# [Exercise requirements]
Check each line for the string "marker" and give only the count of lines that have it.

# [Input records]
####################
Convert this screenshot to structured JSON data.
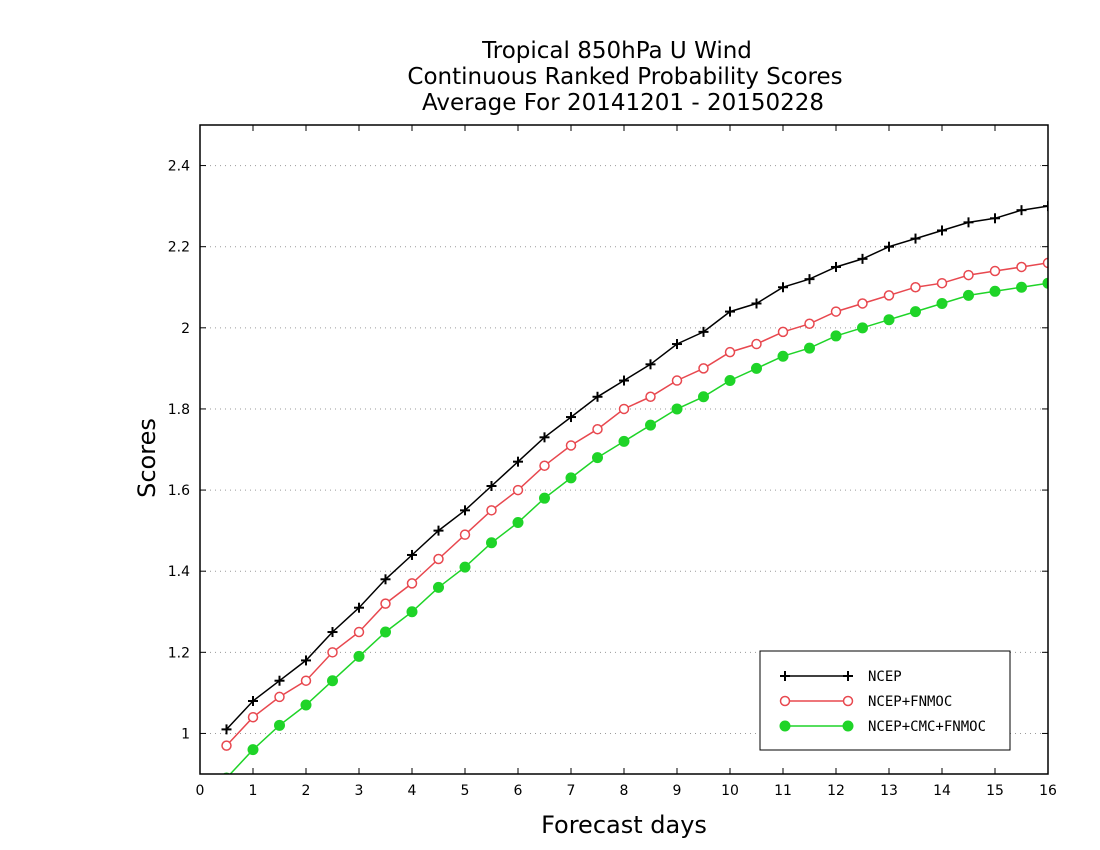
{
  "chart_data": {
    "type": "line",
    "title": [
      "Tropical 850hPa U Wind",
      "Continuous Ranked Probability Scores",
      "Average For 20141201 - 20150228"
    ],
    "xlabel": "Forecast days",
    "ylabel": "Scores",
    "xlim": [
      0,
      16
    ],
    "ylim": [
      0.9,
      2.5
    ],
    "xticks": [
      0,
      1,
      2,
      3,
      4,
      5,
      6,
      7,
      8,
      9,
      10,
      11,
      12,
      13,
      14,
      15,
      16
    ],
    "yticks": [
      1,
      1.2,
      1.4,
      1.6,
      1.8,
      2,
      2.2,
      2.4
    ],
    "ytick_labels": [
      "1",
      "1.2",
      "1.4",
      "1.6",
      "1.8",
      "2",
      "2.2",
      "2.4"
    ],
    "grid": "horizontal dotted",
    "legend_position": "bottom-right",
    "x": [
      0.5,
      1,
      1.5,
      2,
      2.5,
      3,
      3.5,
      4,
      4.5,
      5,
      5.5,
      6,
      6.5,
      7,
      7.5,
      8,
      8.5,
      9,
      9.5,
      10,
      10.5,
      11,
      11.5,
      12,
      12.5,
      13,
      13.5,
      14,
      14.5,
      15,
      15.5,
      16
    ],
    "series": [
      {
        "name": "NCEP",
        "color": "#000000",
        "marker": "plus",
        "values": [
          1.01,
          1.08,
          1.13,
          1.18,
          1.25,
          1.31,
          1.38,
          1.44,
          1.5,
          1.55,
          1.61,
          1.67,
          1.73,
          1.78,
          1.83,
          1.87,
          1.91,
          1.96,
          1.99,
          2.04,
          2.06,
          2.1,
          2.12,
          2.15,
          2.17,
          2.2,
          2.22,
          2.24,
          2.26,
          2.27,
          2.29,
          2.3
        ]
      },
      {
        "name": "NCEP+FNMOC",
        "color": "#e8484f",
        "marker": "open-circle",
        "values": [
          0.97,
          1.04,
          1.09,
          1.13,
          1.2,
          1.25,
          1.32,
          1.37,
          1.43,
          1.49,
          1.55,
          1.6,
          1.66,
          1.71,
          1.75,
          1.8,
          1.83,
          1.87,
          1.9,
          1.94,
          1.96,
          1.99,
          2.01,
          2.04,
          2.06,
          2.08,
          2.1,
          2.11,
          2.13,
          2.14,
          2.15,
          2.16
        ]
      },
      {
        "name": "NCEP+CMC+FNMOC",
        "color": "#1fd428",
        "marker": "filled-circle",
        "values": [
          0.89,
          0.96,
          1.02,
          1.07,
          1.13,
          1.19,
          1.25,
          1.3,
          1.36,
          1.41,
          1.47,
          1.52,
          1.58,
          1.63,
          1.68,
          1.72,
          1.76,
          1.8,
          1.83,
          1.87,
          1.9,
          1.93,
          1.95,
          1.98,
          2.0,
          2.02,
          2.04,
          2.06,
          2.08,
          2.09,
          2.1,
          2.11
        ]
      }
    ]
  }
}
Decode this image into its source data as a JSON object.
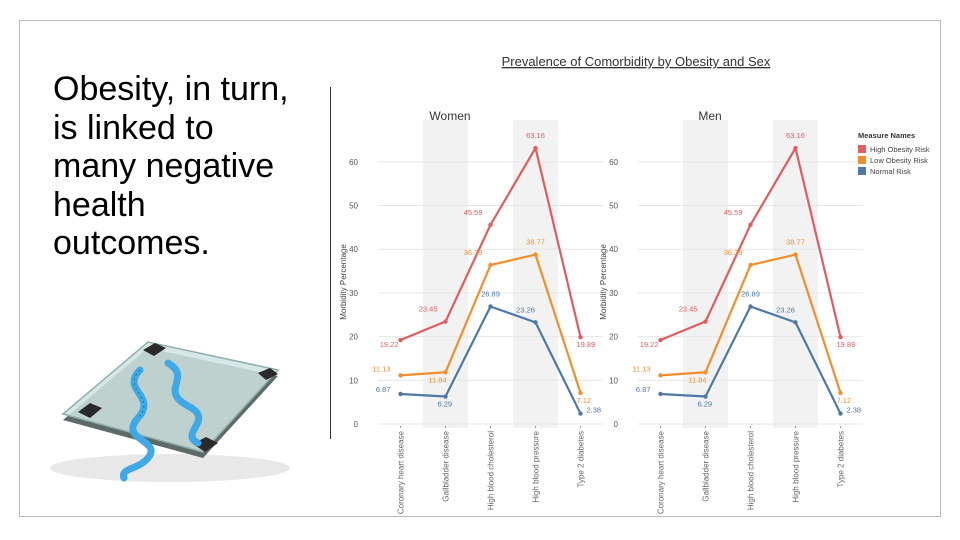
{
  "slide": {
    "text_lines": [
      "Obesity, in turn,",
      "is linked to",
      "many negative",
      "health",
      "outcomes."
    ]
  },
  "image": {
    "icon": "bathroom-scale-with-tape-measure",
    "colors": {
      "tape": "#3fa9e6",
      "glass": "#cfe3e2",
      "bg": "#ffffff"
    }
  },
  "chart_data": {
    "type": "line",
    "title": "Prevalence of Comorbidity by Obesity and Sex",
    "ylabel": "Morbidity Percentage",
    "ylim": [
      0,
      65
    ],
    "yticks": [
      0,
      10,
      20,
      30,
      40,
      50,
      60
    ],
    "categories": [
      "Coronary heart disease",
      "Gallbladder disease",
      "High blood cholesterol",
      "High blood pressure",
      "Type 2 diabetes"
    ],
    "legend": {
      "title": "Measure Names",
      "position": "top-right",
      "entries": [
        "High Obesity Risk",
        "Low Obesity Risk",
        "Normal Risk"
      ]
    },
    "colors": {
      "High Obesity Risk": "#e05c5d",
      "Low Obesity Risk": "#f28e2b",
      "Normal Risk": "#4e79a7"
    },
    "panels": [
      {
        "name": "Women",
        "series": [
          {
            "name": "High Obesity Risk",
            "values": [
              19.22,
              23.45,
              45.59,
              63.16,
              19.89
            ]
          },
          {
            "name": "Low Obesity Risk",
            "values": [
              11.13,
              11.84,
              36.39,
              38.77,
              7.12
            ]
          },
          {
            "name": "Normal Risk",
            "values": [
              6.87,
              6.29,
              26.89,
              23.26,
              2.38
            ]
          }
        ]
      },
      {
        "name": "Men",
        "series": [
          {
            "name": "High Obesity Risk",
            "values": [
              19.22,
              23.45,
              45.59,
              63.16,
              19.89
            ]
          },
          {
            "name": "Low Obesity Risk",
            "values": [
              11.13,
              11.84,
              36.39,
              38.77,
              7.12
            ]
          },
          {
            "name": "Normal Risk",
            "values": [
              6.87,
              6.29,
              26.89,
              23.26,
              2.38
            ]
          }
        ]
      }
    ]
  }
}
####################
# [Task output]
3